begin Supplied records
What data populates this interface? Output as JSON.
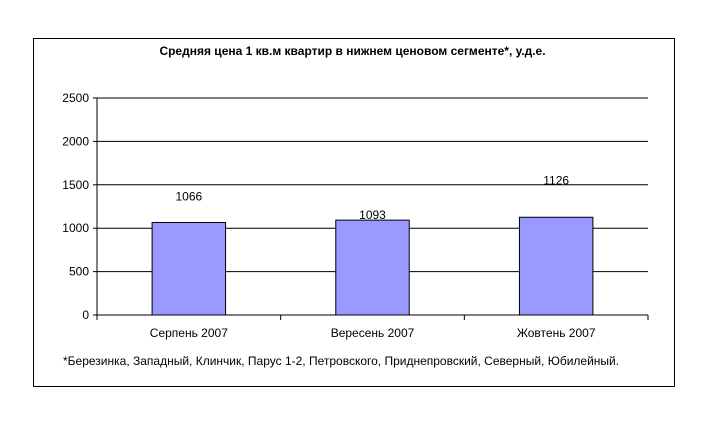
{
  "chart_data": {
    "type": "bar",
    "title": "Средняя цена 1 кв.м квартир в нижнем ценовом сегменте*, у.д.е.",
    "categories": [
      "Серпень 2007",
      "Вересень 2007",
      "Жовтень 2007"
    ],
    "values": [
      1066,
      1093,
      1126
    ],
    "data_labels": [
      "1066",
      "1093",
      "1126"
    ],
    "xlabel": "",
    "ylabel": "",
    "ylim": [
      0,
      2500
    ],
    "yticks": [
      0,
      500,
      1000,
      1500,
      2000,
      2500
    ],
    "ytick_labels": [
      "0",
      "500",
      "1000",
      "1500",
      "2000",
      "2500"
    ],
    "grid": true,
    "legend": "none",
    "footnote": "*Березинка, Западный, Клинчик, Парус 1-2, Петровского, Приднепровский, Северный, Юбилейный.",
    "colors": {
      "bar_fill": "#9999ff",
      "bar_stroke": "#000000",
      "grid": "#000000",
      "plot_bg": "#ffffff"
    }
  }
}
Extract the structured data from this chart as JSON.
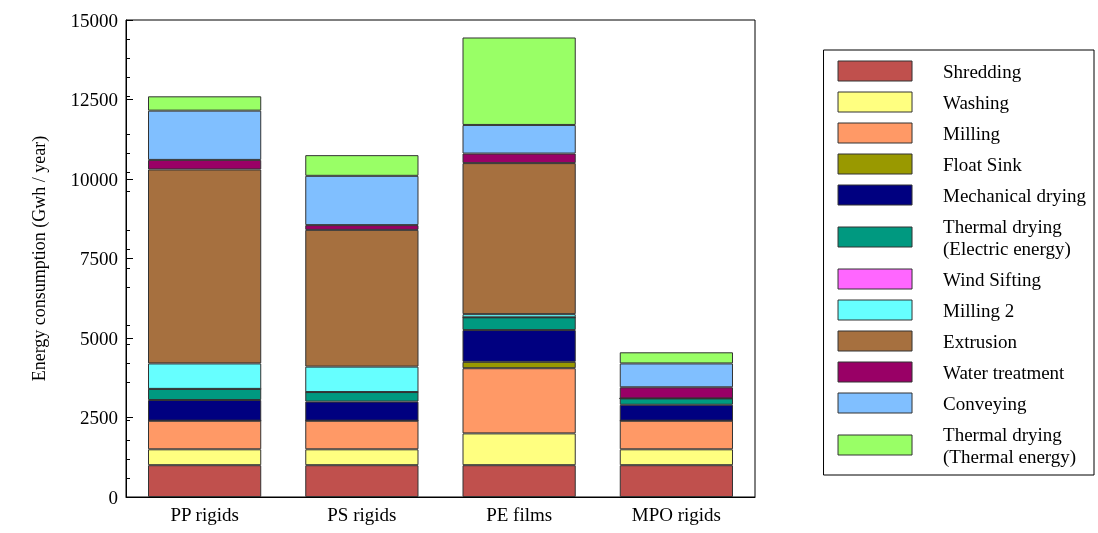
{
  "chart_data": {
    "type": "bar",
    "stacked": true,
    "ylabel": "Energy consumption (Gwh / year)",
    "categories": [
      "PP rigids",
      "PS rigids",
      "PE films",
      "MPO rigids"
    ],
    "ylim": [
      0,
      15000
    ],
    "yticks": [
      0,
      2500,
      5000,
      7500,
      10000,
      12500,
      15000
    ],
    "grid": false,
    "legend": "right",
    "series": [
      {
        "name": "Shredding",
        "color": "#c0504d",
        "values": [
          1000,
          1000,
          1000,
          1000
        ]
      },
      {
        "name": "Washing",
        "color": "#ffff80",
        "values": [
          500,
          500,
          1000,
          500
        ]
      },
      {
        "name": "Milling",
        "color": "#ff9966",
        "values": [
          900,
          900,
          2050,
          900
        ]
      },
      {
        "name": "Float Sink",
        "color": "#999900",
        "values": [
          0,
          0,
          200,
          0
        ]
      },
      {
        "name": "Mechanical drying",
        "color": "#000080",
        "values": [
          650,
          600,
          1000,
          500
        ]
      },
      {
        "name": "Thermal drying\n(Electric energy)",
        "color": "#009980",
        "values": [
          350,
          300,
          400,
          200
        ]
      },
      {
        "name": "Wind Sifting",
        "color": "#ff66ff",
        "values": [
          0,
          0,
          0,
          0
        ]
      },
      {
        "name": "Milling 2",
        "color": "#66ffff",
        "values": [
          800,
          800,
          100,
          0
        ]
      },
      {
        "name": "Extrusion",
        "color": "#a6703f",
        "values": [
          6100,
          4300,
          4750,
          0
        ]
      },
      {
        "name": "Water treatment",
        "color": "#990066",
        "values": [
          300,
          150,
          300,
          350
        ]
      },
      {
        "name": "Conveying",
        "color": "#80bfff",
        "values": [
          1550,
          1550,
          900,
          750
        ]
      },
      {
        "name": "Thermal drying\n(Thermal energy)",
        "color": "#99ff66",
        "values": [
          450,
          650,
          2750,
          350
        ]
      }
    ]
  }
}
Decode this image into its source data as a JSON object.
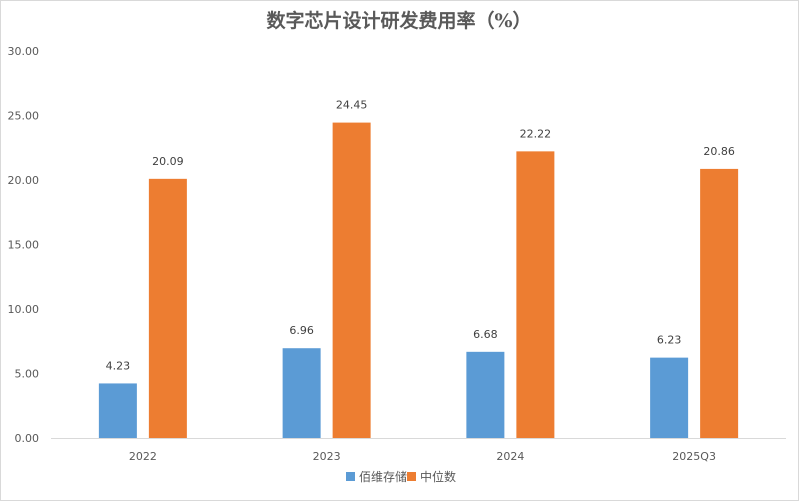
{
  "chart_data": {
    "type": "bar",
    "title": "数字芯片设计研发费用率（%）",
    "categories": [
      "2022",
      "2023",
      "2024",
      "2025Q3"
    ],
    "series": [
      {
        "name": "佰维存储",
        "values": [
          4.23,
          6.96,
          6.68,
          6.23
        ],
        "color": "#5b9bd5"
      },
      {
        "name": "中位数",
        "values": [
          20.09,
          24.45,
          22.22,
          20.86
        ],
        "color": "#ed7d31"
      }
    ],
    "value_labels": [
      [
        "4.23",
        "6.96",
        "6.68",
        "6.23"
      ],
      [
        "20.09",
        "24.45",
        "22.22",
        "20.86"
      ]
    ],
    "yticks": [
      "0.00",
      "5.00",
      "10.00",
      "15.00",
      "20.00",
      "25.00",
      "30.00"
    ],
    "ylim": [
      0,
      30
    ],
    "grid": false,
    "legend_position": "bottom"
  }
}
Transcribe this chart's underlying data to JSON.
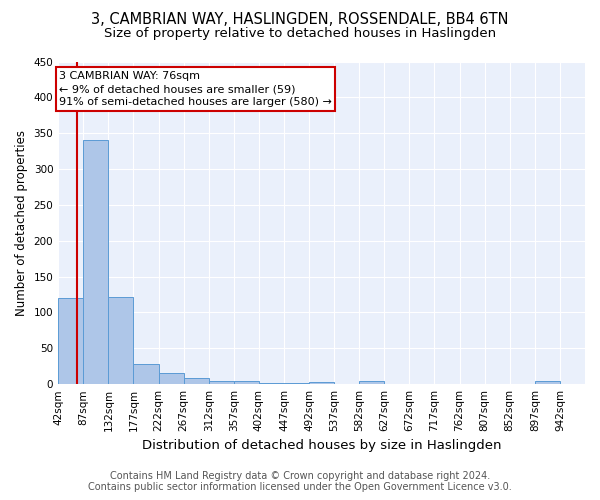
{
  "title": "3, CAMBRIAN WAY, HASLINGDEN, ROSSENDALE, BB4 6TN",
  "subtitle": "Size of property relative to detached houses in Haslingden",
  "xlabel": "Distribution of detached houses by size in Haslingden",
  "ylabel": "Number of detached properties",
  "footer_line1": "Contains HM Land Registry data © Crown copyright and database right 2024.",
  "footer_line2": "Contains public sector information licensed under the Open Government Licence v3.0.",
  "bar_labels": [
    "42sqm",
    "87sqm",
    "132sqm",
    "177sqm",
    "222sqm",
    "267sqm",
    "312sqm",
    "357sqm",
    "402sqm",
    "447sqm",
    "492sqm",
    "537sqm",
    "582sqm",
    "627sqm",
    "672sqm",
    "717sqm",
    "762sqm",
    "807sqm",
    "852sqm",
    "897sqm",
    "942sqm"
  ],
  "bar_values": [
    120,
    340,
    122,
    28,
    15,
    8,
    5,
    4,
    2,
    2,
    3,
    0,
    4,
    0,
    0,
    0,
    0,
    0,
    0,
    4,
    0
  ],
  "bar_color": "#aec6e8",
  "bar_edge_color": "#5b9bd5",
  "annotation_line1": "3 CAMBRIAN WAY: 76sqm",
  "annotation_line2": "← 9% of detached houses are smaller (59)",
  "annotation_line3": "91% of semi-detached houses are larger (580) →",
  "annotation_box_color": "#ffffff",
  "annotation_box_edge_color": "#cc0000",
  "redline_x": 76,
  "ylim": [
    0,
    450
  ],
  "background_color": "#eaf0fb",
  "grid_color": "#ffffff",
  "title_fontsize": 10.5,
  "subtitle_fontsize": 9.5,
  "xlabel_fontsize": 9.5,
  "ylabel_fontsize": 8.5,
  "tick_fontsize": 7.5,
  "annotation_fontsize": 8,
  "footer_fontsize": 7
}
end Supplied records
### Problem requirements
In the entries above, count each line that holds "right". Give the total and nothing else.

### Solution to this problem
2